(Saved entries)

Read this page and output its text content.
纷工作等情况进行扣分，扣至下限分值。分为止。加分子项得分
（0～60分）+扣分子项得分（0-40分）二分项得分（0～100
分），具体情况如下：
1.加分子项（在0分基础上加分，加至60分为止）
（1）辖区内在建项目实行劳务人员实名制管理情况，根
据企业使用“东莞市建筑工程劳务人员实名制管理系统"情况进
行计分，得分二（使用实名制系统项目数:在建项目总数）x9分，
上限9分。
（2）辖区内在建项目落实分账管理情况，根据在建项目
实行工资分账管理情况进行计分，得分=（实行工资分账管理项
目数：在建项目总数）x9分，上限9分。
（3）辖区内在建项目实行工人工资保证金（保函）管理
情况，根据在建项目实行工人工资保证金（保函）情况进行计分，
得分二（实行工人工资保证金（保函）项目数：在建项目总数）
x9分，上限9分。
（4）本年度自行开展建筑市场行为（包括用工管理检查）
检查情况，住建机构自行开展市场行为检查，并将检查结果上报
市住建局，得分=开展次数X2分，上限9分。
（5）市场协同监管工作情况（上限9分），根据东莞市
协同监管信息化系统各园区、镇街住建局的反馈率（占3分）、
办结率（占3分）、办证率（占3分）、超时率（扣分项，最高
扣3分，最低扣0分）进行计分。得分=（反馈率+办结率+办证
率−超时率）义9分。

* * *

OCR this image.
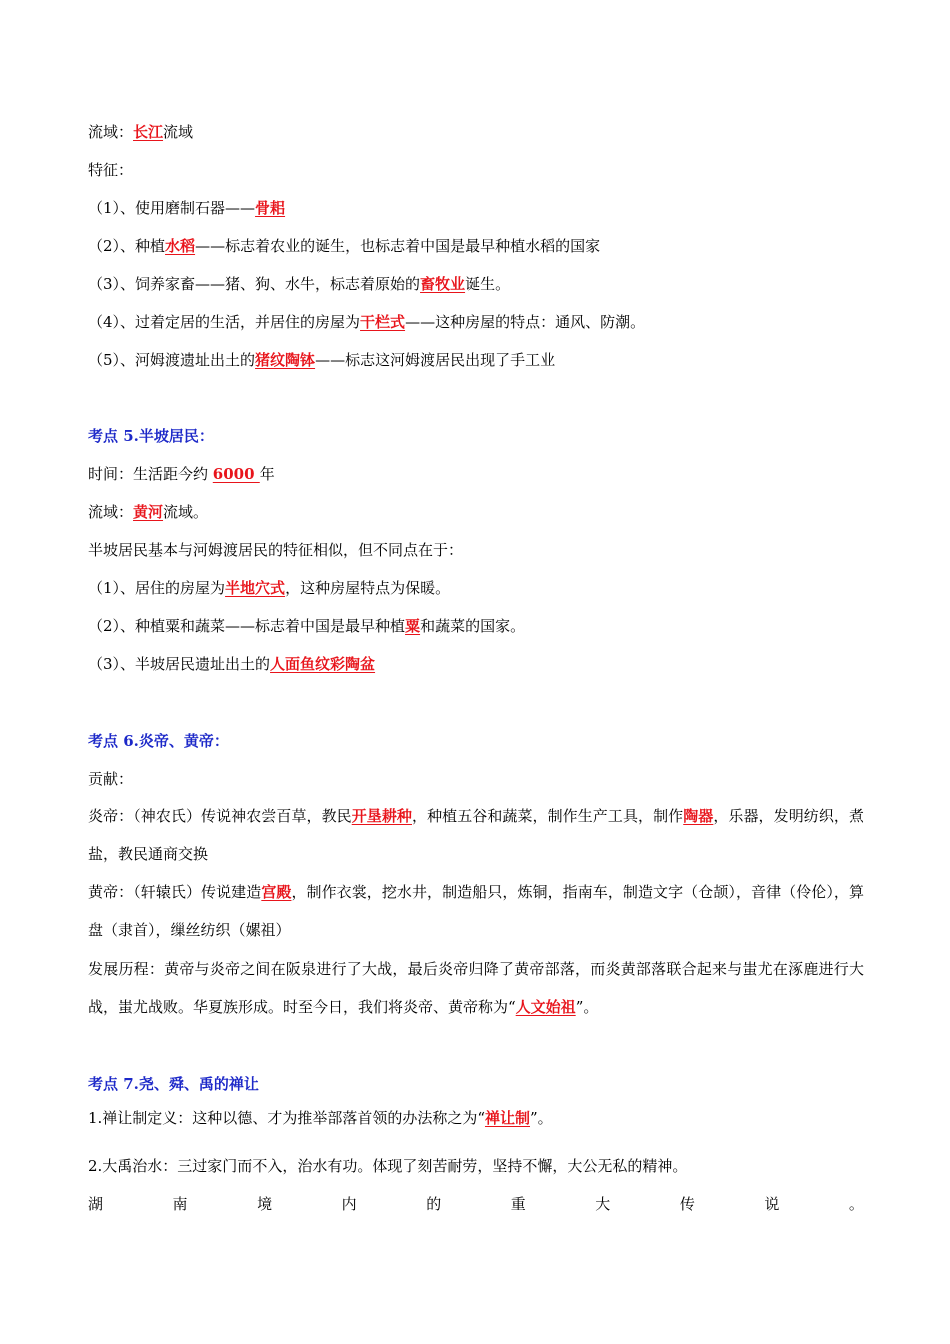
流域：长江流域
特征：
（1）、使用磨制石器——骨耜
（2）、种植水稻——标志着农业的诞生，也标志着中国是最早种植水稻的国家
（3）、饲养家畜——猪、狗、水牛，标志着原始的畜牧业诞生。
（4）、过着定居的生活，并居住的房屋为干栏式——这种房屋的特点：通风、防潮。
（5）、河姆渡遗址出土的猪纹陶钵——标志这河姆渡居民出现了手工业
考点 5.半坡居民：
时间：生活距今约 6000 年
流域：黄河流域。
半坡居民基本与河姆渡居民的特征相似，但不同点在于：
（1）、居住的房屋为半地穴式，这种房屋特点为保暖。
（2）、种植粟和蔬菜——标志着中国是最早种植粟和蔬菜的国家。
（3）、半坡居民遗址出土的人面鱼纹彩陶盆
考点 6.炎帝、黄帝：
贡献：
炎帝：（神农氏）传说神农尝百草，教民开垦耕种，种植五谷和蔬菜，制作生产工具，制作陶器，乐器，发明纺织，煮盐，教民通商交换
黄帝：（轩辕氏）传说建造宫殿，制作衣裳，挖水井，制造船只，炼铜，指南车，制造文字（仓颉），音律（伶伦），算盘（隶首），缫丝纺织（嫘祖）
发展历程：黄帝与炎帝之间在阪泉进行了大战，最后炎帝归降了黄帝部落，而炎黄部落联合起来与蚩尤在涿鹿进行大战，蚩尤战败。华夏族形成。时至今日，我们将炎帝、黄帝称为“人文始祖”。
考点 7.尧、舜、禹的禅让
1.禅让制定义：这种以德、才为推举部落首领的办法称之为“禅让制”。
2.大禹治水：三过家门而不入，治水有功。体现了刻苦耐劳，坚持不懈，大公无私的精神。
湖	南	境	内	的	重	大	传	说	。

▸ **TASK**:
Which lines hold the word "在建项目总数"? Return all of them from the records above.

▸ **CORRECT ANSWER**:
行计分，得分二（使用实名制系统项目数:在建项目总数）x9分，
目数：在建项目总数）x9分，上限9分。
得分二（实行工人工资保证金（保函）项目数：在建项目总数）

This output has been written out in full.